**What is needed:**
Translate this sentence from the news item about Hilary Mantel's new novel into German: "Publishing director Nicholas Pearson bought UK and Commonwealth rights, excluding Canada, to Bring Up the Bodies from Bill Hamilton at AM Heath."

**Reading text:**
Hilary Mantel will turn her attention to the downfall of Anne Boleyn, after Fourth Estate bought the follow-up to her Man Booker prizewinning Wolf Hall.
Publishing director Nicholas Pearson bought UK and Commonwealth rights, excluding Canada, to Bring Up the Bodies from Bill Hamilton at AM Heath. The book will be published in May 2012.
Pearson said: "We are thrilled to be able to announce that Hilary Mantel has delivered a new novel. In Bring up the Bodies, she has turned her attention to the downfall of Anne Boleyn, a story at the heart of Tudor history, and in Mantel’s hands, every bit as illuminating, terrifying and utterly compelling as one might expect.
"Like its predecessor, Wolf Hall, it is hard to think of anything in contemporary fiction quite like it, and it will certainly delight her many fans all over the world."

**Supplied information:**
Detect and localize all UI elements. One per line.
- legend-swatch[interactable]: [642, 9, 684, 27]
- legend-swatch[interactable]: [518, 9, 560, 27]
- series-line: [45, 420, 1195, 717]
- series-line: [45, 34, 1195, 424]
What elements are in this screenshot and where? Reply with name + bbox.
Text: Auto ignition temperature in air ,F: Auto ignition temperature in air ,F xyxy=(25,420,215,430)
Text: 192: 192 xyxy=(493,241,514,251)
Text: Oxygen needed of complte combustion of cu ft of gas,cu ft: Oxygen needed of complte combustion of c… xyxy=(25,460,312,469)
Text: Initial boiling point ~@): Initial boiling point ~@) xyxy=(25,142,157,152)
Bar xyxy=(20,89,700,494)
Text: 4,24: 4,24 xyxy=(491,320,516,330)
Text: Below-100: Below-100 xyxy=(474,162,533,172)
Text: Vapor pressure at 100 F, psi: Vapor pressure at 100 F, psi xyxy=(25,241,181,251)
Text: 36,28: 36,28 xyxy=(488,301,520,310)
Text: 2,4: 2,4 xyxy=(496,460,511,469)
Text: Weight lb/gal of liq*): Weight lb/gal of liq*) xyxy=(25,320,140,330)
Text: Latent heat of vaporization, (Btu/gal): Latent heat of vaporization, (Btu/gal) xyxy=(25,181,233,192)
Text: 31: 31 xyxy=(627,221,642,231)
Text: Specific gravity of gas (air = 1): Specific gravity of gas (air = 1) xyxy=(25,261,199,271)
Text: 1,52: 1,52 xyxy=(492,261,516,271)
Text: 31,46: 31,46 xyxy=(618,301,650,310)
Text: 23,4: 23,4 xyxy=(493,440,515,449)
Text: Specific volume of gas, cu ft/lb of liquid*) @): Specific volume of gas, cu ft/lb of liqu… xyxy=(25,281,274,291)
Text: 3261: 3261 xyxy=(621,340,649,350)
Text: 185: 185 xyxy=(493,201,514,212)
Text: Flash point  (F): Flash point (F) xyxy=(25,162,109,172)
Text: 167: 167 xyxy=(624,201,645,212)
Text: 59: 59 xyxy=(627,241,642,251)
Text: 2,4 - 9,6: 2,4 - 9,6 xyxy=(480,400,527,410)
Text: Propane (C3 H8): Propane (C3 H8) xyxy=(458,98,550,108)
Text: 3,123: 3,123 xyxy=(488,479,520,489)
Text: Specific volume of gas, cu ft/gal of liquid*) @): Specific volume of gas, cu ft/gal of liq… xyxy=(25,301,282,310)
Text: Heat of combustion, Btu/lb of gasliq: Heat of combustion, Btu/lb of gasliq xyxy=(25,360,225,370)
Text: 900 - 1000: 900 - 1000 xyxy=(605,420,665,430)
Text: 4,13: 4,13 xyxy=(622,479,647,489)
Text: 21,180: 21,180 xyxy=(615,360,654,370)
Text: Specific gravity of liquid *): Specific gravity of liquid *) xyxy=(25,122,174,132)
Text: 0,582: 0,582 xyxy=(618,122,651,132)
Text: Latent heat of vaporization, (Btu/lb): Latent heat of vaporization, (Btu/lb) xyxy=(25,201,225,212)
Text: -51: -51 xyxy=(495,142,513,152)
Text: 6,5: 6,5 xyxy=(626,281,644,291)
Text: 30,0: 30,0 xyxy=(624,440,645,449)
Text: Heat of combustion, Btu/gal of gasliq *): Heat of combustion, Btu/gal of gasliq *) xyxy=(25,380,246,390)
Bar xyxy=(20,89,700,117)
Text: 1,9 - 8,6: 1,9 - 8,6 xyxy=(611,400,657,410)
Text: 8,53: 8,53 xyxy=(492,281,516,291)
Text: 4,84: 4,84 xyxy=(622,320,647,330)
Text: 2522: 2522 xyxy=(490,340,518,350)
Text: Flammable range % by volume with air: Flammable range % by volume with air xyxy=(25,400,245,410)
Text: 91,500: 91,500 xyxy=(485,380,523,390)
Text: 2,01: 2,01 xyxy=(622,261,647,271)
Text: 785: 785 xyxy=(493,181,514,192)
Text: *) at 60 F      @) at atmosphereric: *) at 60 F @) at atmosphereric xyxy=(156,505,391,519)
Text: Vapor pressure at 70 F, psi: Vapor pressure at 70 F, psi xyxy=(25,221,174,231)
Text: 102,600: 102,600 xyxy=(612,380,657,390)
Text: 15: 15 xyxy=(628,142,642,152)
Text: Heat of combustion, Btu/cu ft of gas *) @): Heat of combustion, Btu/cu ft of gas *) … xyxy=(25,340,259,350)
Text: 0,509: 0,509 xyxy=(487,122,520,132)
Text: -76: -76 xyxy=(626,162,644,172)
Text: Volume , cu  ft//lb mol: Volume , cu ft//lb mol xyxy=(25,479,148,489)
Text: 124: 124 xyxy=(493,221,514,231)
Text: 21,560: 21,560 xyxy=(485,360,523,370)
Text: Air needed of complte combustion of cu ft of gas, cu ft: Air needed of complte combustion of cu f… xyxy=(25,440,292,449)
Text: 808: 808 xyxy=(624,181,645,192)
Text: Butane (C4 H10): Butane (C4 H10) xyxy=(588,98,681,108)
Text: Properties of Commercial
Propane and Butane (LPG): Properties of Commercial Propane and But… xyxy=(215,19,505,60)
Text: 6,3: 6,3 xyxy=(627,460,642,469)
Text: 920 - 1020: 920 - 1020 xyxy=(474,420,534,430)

**Task solution:**
Verlagsleiter Nicholas Pearson erwarb von Bill Hamilton bei AM Heath die Rechte an Bring Up the Bodies für Großbritannien und das Commonwealth, mit Ausnahme Kanadas.